#### Material
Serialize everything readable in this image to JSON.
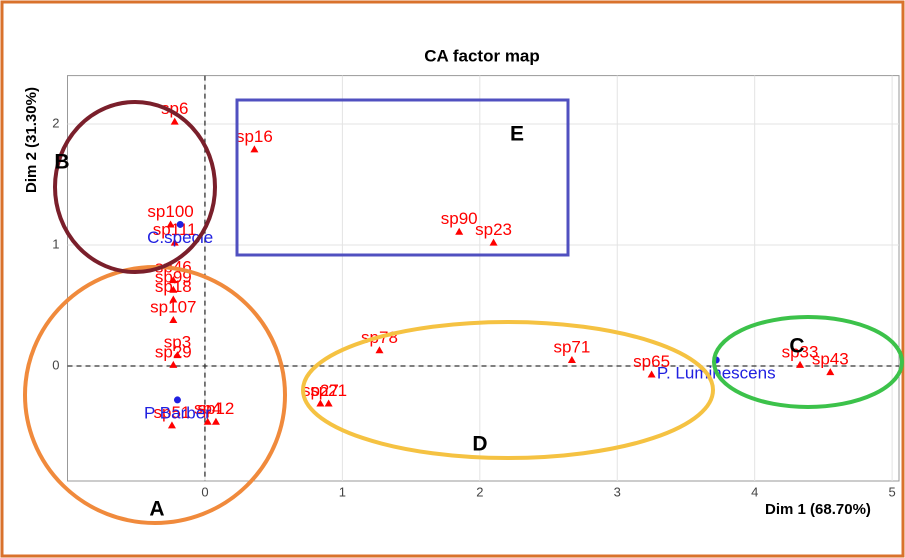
{
  "chart_data": {
    "type": "scatter",
    "title": "CA factor map",
    "x_label": "Dim 1 (68.70%)",
    "y_label": "Dim 2 (31.30%)",
    "xlim": [
      -1.0,
      5.05
    ],
    "ylim": [
      -0.95,
      2.4
    ],
    "xticks": [
      0,
      1,
      2,
      3,
      4,
      5
    ],
    "yticks": [
      0,
      1,
      2
    ],
    "grid": true,
    "reference_lines": {
      "x": 0,
      "y": 0
    },
    "row_points": {
      "color": "#ff0000",
      "labels": [
        "sp6",
        "sp16",
        "sp90",
        "sp23",
        "sp111",
        "sp78",
        "sp71",
        "sp65",
        "sp29",
        "sp3",
        "sp107",
        "sp18",
        "sp99",
        "sp46",
        "sp12",
        "sp4",
        "sp27",
        "sp21",
        "sp51",
        "sp100",
        "sp33",
        "sp43"
      ],
      "x": [
        -0.22,
        0.36,
        1.85,
        2.1,
        -0.22,
        1.27,
        2.67,
        3.25,
        -0.23,
        -0.2,
        -0.23,
        -0.23,
        -0.23,
        -0.23,
        0.08,
        0.02,
        0.84,
        0.9,
        -0.24,
        -0.25,
        4.33,
        4.55
      ],
      "y": [
        2.02,
        1.79,
        1.11,
        1.02,
        1.02,
        0.13,
        0.05,
        -0.07,
        0.01,
        0.09,
        0.38,
        0.55,
        0.63,
        0.71,
        -0.46,
        -0.46,
        -0.31,
        -0.31,
        -0.49,
        1.17,
        0.01,
        -0.05
      ]
    },
    "col_points": {
      "color": "#2020e0",
      "labels": [
        "C.specie",
        "P Barber",
        "P. Luminescens"
      ],
      "x": [
        -0.18,
        -0.2,
        3.72
      ],
      "y": [
        1.17,
        -0.28,
        0.05
      ]
    },
    "annotations": [
      "A",
      "B",
      "C",
      "D",
      "E"
    ]
  }
}
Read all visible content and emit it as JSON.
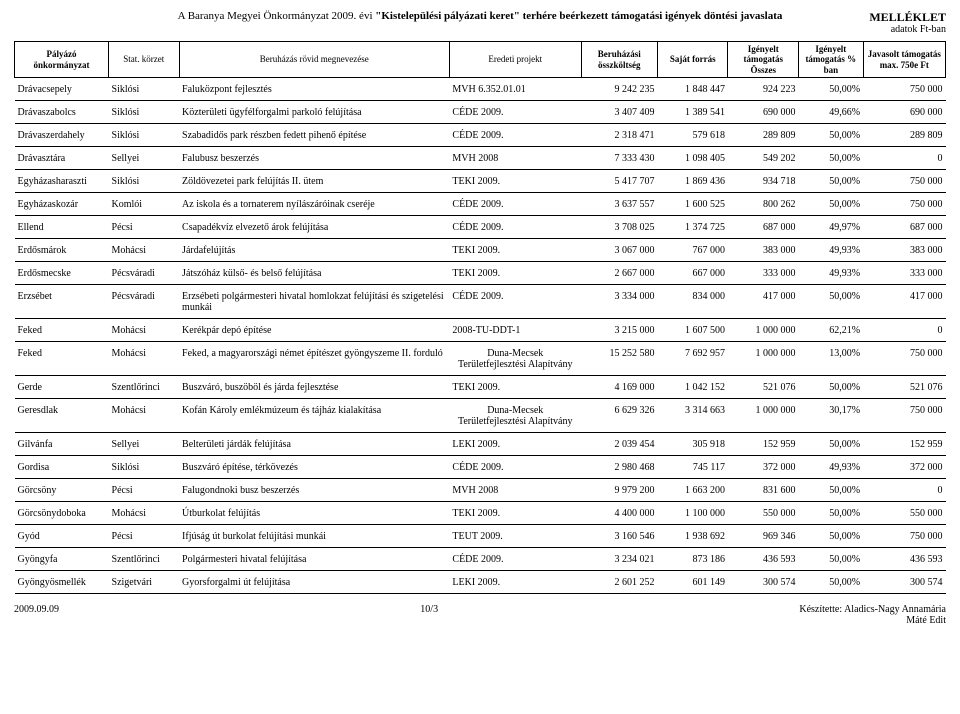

#### Work required
The data should be printed again unchanged; leave its pictures out.

#### Problem solution
Serialize everything readable in this image to JSON.
{
  "chart_data": {
    "type": "scatter",
    "title": "CA factor map",
    "x_label": "Dim 1 (68.70%)",
    "y_label": "Dim 2 (31.30%)",
    "xlim": [
      -1.0,
      5.05
    ],
    "ylim": [
      -0.95,
      2.4
    ],
    "xticks": [
      0,
      1,
      2,
      3,
      4,
      5
    ],
    "yticks": [
      0,
      1,
      2
    ],
    "grid": true,
    "reference_lines": {
      "x": 0,
      "y": 0
    },
    "row_points": {
      "color": "#ff0000",
      "labels": [
        "sp6",
        "sp16",
        "sp90",
        "sp23",
        "sp111",
        "sp78",
        "sp71",
        "sp65",
        "sp29",
        "sp3",
        "sp107",
        "sp18",
        "sp99",
        "sp46",
        "sp12",
        "sp4",
        "sp27",
        "sp21",
        "sp51",
        "sp100",
        "sp33",
        "sp43"
      ],
      "x": [
        -0.22,
        0.36,
        1.85,
        2.1,
        -0.22,
        1.27,
        2.67,
        3.25,
        -0.23,
        -0.2,
        -0.23,
        -0.23,
        -0.23,
        -0.23,
        0.08,
        0.02,
        0.84,
        0.9,
        -0.24,
        -0.25,
        4.33,
        4.55
      ],
      "y": [
        2.02,
        1.79,
        1.11,
        1.02,
        1.02,
        0.13,
        0.05,
        -0.07,
        0.01,
        0.09,
        0.38,
        0.55,
        0.63,
        0.71,
        -0.46,
        -0.46,
        -0.31,
        -0.31,
        -0.49,
        1.17,
        0.01,
        -0.05
      ]
    },
    "col_points": {
      "color": "#2020e0",
      "labels": [
        "C.specie",
        "P Barber",
        "P. Luminescens"
      ],
      "x": [
        -0.18,
        -0.2,
        3.72
      ],
      "y": [
        1.17,
        -0.28,
        0.05
      ]
    },
    "annotations": [
      "A",
      "B",
      "C",
      "D",
      "E"
    ]
  }
}
Read all visible content and emit it as JSON.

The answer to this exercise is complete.